Tally the lines with the word "등기신청을" and report the number alone.

Stored records

◇ ◇ ◇

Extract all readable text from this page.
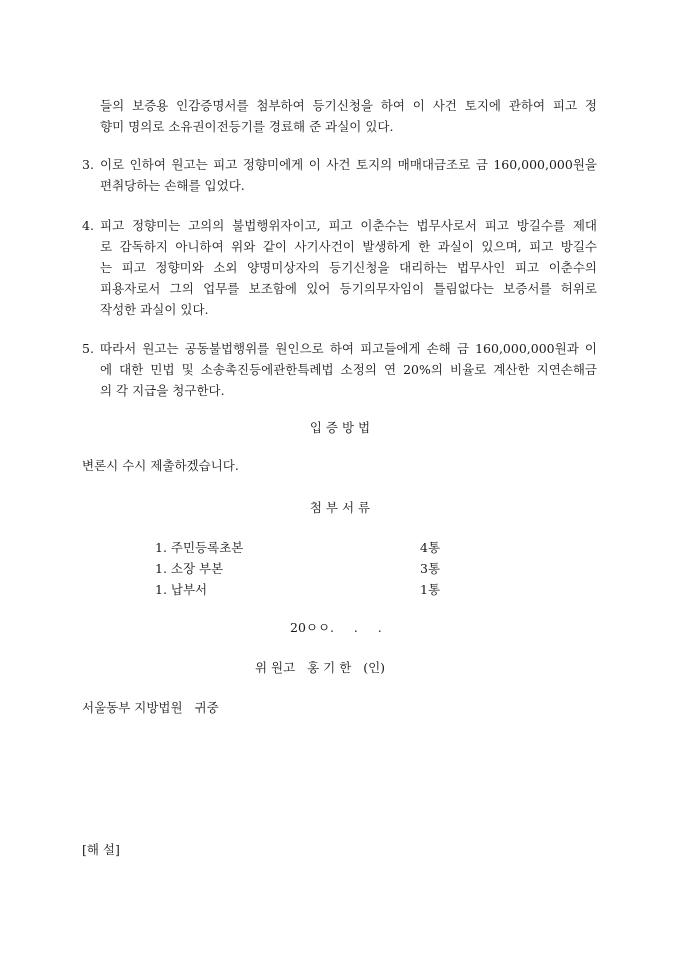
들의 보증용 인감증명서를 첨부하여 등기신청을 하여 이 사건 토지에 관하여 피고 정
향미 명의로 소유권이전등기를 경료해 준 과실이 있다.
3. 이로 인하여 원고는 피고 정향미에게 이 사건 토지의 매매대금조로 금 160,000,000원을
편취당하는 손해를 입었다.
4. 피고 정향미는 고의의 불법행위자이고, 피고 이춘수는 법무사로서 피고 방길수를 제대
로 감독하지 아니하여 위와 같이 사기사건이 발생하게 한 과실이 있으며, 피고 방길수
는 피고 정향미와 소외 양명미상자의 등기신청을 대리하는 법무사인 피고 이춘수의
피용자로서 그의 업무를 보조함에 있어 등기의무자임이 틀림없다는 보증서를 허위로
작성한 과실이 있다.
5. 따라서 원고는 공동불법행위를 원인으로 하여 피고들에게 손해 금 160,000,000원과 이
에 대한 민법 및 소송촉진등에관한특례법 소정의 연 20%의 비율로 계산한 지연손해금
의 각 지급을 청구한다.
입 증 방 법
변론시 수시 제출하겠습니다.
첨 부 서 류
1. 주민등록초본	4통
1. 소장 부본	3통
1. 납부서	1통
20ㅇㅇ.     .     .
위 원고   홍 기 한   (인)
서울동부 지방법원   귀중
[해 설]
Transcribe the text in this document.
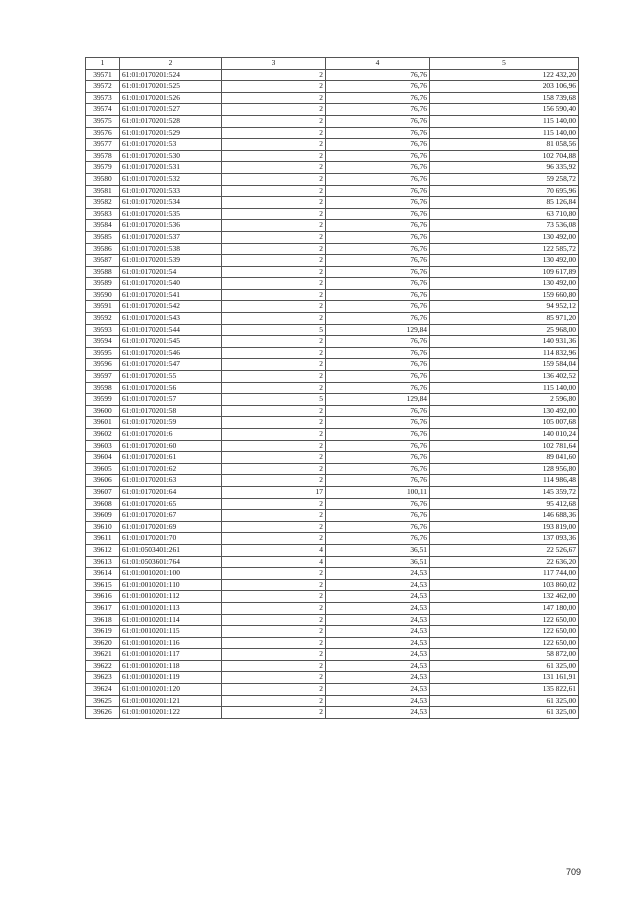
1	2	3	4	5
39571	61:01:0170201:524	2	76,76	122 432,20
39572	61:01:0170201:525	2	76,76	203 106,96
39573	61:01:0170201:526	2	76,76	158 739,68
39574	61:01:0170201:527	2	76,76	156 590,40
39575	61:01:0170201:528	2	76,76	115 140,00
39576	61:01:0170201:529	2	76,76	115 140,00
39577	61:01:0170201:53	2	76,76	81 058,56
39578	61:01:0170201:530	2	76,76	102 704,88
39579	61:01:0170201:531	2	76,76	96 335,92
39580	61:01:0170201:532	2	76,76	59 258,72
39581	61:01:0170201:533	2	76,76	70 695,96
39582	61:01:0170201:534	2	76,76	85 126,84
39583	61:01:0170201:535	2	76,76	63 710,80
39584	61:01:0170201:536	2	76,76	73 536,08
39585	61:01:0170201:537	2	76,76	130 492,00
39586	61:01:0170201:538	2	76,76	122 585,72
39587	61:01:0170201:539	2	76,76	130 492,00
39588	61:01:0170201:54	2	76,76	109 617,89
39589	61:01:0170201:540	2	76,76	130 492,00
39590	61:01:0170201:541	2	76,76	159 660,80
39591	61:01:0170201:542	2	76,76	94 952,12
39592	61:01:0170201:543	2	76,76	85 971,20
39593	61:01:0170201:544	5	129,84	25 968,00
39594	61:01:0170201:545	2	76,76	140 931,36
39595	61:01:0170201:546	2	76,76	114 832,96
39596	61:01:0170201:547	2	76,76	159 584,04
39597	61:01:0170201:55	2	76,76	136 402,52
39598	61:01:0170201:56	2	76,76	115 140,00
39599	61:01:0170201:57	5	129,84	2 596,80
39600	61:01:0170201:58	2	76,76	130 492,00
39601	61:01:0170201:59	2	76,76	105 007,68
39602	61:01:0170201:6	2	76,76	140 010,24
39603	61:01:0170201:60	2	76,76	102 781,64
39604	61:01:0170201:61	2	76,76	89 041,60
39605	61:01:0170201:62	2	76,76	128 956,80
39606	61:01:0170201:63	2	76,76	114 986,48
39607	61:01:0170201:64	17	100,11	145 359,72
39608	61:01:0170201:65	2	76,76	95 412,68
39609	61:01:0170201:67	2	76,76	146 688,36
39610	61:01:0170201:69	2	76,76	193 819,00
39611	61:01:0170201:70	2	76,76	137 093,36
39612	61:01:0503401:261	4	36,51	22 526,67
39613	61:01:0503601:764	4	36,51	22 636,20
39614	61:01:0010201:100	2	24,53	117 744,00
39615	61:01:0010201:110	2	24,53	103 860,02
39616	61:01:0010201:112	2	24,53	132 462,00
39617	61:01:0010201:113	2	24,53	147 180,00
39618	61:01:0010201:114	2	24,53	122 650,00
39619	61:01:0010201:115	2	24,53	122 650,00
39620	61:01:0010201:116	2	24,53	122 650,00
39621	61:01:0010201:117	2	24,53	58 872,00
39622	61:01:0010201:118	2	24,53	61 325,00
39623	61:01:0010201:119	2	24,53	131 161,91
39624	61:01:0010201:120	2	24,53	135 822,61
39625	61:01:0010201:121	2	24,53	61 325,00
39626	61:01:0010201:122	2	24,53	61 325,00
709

◇ ◇ ◇

▶ _Answer below_:
2